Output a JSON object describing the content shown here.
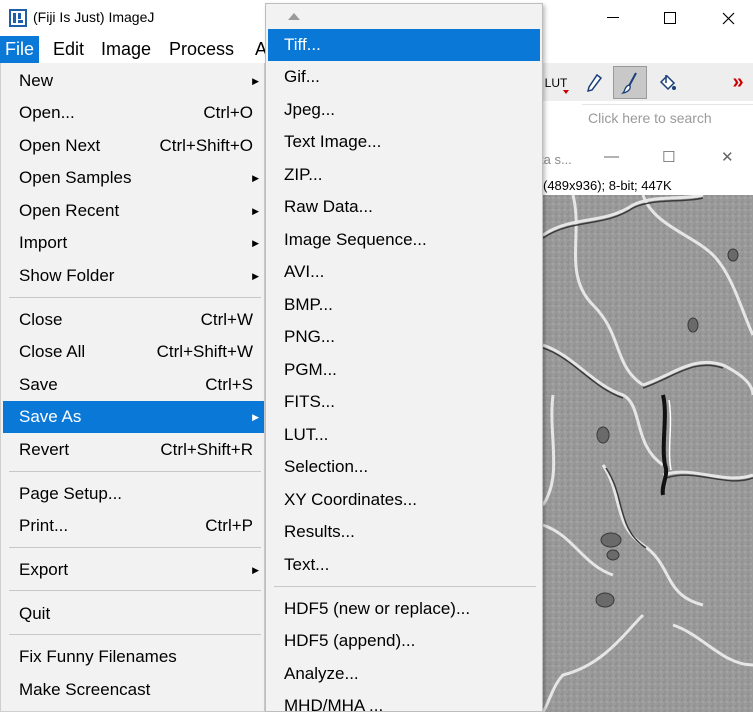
{
  "window": {
    "title": "(Fiji Is Just) ImageJ",
    "minimize": "—",
    "maximize": "☐",
    "close": "✕"
  },
  "menubar": {
    "items": [
      "File",
      "Edit",
      "Image",
      "Process",
      "A"
    ]
  },
  "toolbar": {
    "lut_label": "LUT",
    "more_label": "»",
    "search_placeholder": "Click here to search"
  },
  "image_window": {
    "title_fragment": "ta s...",
    "info": "(489x936); 8-bit; 447K",
    "minimize": "—",
    "maximize": "☐",
    "close": "✕"
  },
  "file_menu": {
    "items": [
      {
        "label": "New",
        "shortcut": "",
        "submenu": true
      },
      {
        "label": "Open...",
        "shortcut": "Ctrl+O",
        "submenu": false
      },
      {
        "label": "Open Next",
        "shortcut": "Ctrl+Shift+O",
        "submenu": false
      },
      {
        "label": "Open Samples",
        "shortcut": "",
        "submenu": true
      },
      {
        "label": "Open Recent",
        "shortcut": "",
        "submenu": true
      },
      {
        "label": "Import",
        "shortcut": "",
        "submenu": true
      },
      {
        "label": "Show Folder",
        "shortcut": "",
        "submenu": true
      },
      {
        "label": "Close",
        "shortcut": "Ctrl+W",
        "submenu": false
      },
      {
        "label": "Close All",
        "shortcut": "Ctrl+Shift+W",
        "submenu": false
      },
      {
        "label": "Save",
        "shortcut": "Ctrl+S",
        "submenu": false
      },
      {
        "label": "Save As",
        "shortcut": "",
        "submenu": true,
        "active": true
      },
      {
        "label": "Revert",
        "shortcut": "Ctrl+Shift+R",
        "submenu": false
      },
      {
        "label": "Page Setup...",
        "shortcut": "",
        "submenu": false
      },
      {
        "label": "Print...",
        "shortcut": "Ctrl+P",
        "submenu": false
      },
      {
        "label": "Export",
        "shortcut": "",
        "submenu": true
      },
      {
        "label": "Quit",
        "shortcut": "",
        "submenu": false
      },
      {
        "label": "Fix Funny Filenames",
        "shortcut": "",
        "submenu": false
      },
      {
        "label": "Make Screencast",
        "shortcut": "",
        "submenu": false
      }
    ]
  },
  "save_as_menu": {
    "items": [
      {
        "label": "Tiff...",
        "active": true
      },
      {
        "label": "Gif..."
      },
      {
        "label": "Jpeg..."
      },
      {
        "label": "Text Image..."
      },
      {
        "label": "ZIP..."
      },
      {
        "label": "Raw Data..."
      },
      {
        "label": "Image Sequence..."
      },
      {
        "label": "AVI..."
      },
      {
        "label": "BMP..."
      },
      {
        "label": "PNG..."
      },
      {
        "label": "PGM..."
      },
      {
        "label": "FITS..."
      },
      {
        "label": "LUT..."
      },
      {
        "label": "Selection..."
      },
      {
        "label": "XY Coordinates..."
      },
      {
        "label": "Results..."
      },
      {
        "label": "Text..."
      },
      {
        "label": "HDF5 (new or replace)..."
      },
      {
        "label": "HDF5 (append)..."
      },
      {
        "label": "Analyze..."
      },
      {
        "label": "MHD/MHA ..."
      }
    ]
  },
  "colors": {
    "highlight": "#0a78d7",
    "menu_bg": "#f2f2f2",
    "toolbar_red": "#cc0000"
  }
}
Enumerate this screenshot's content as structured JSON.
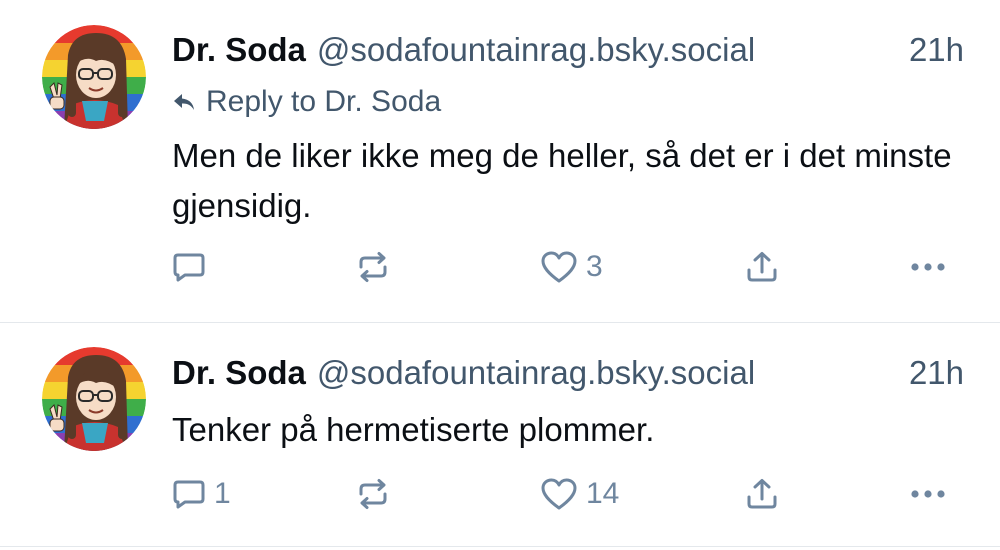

···

> [AIM OF THE TASK] The string "content" may appear in lines of the listing above; tally those lines and give the number only.

> [RESPONSE] 2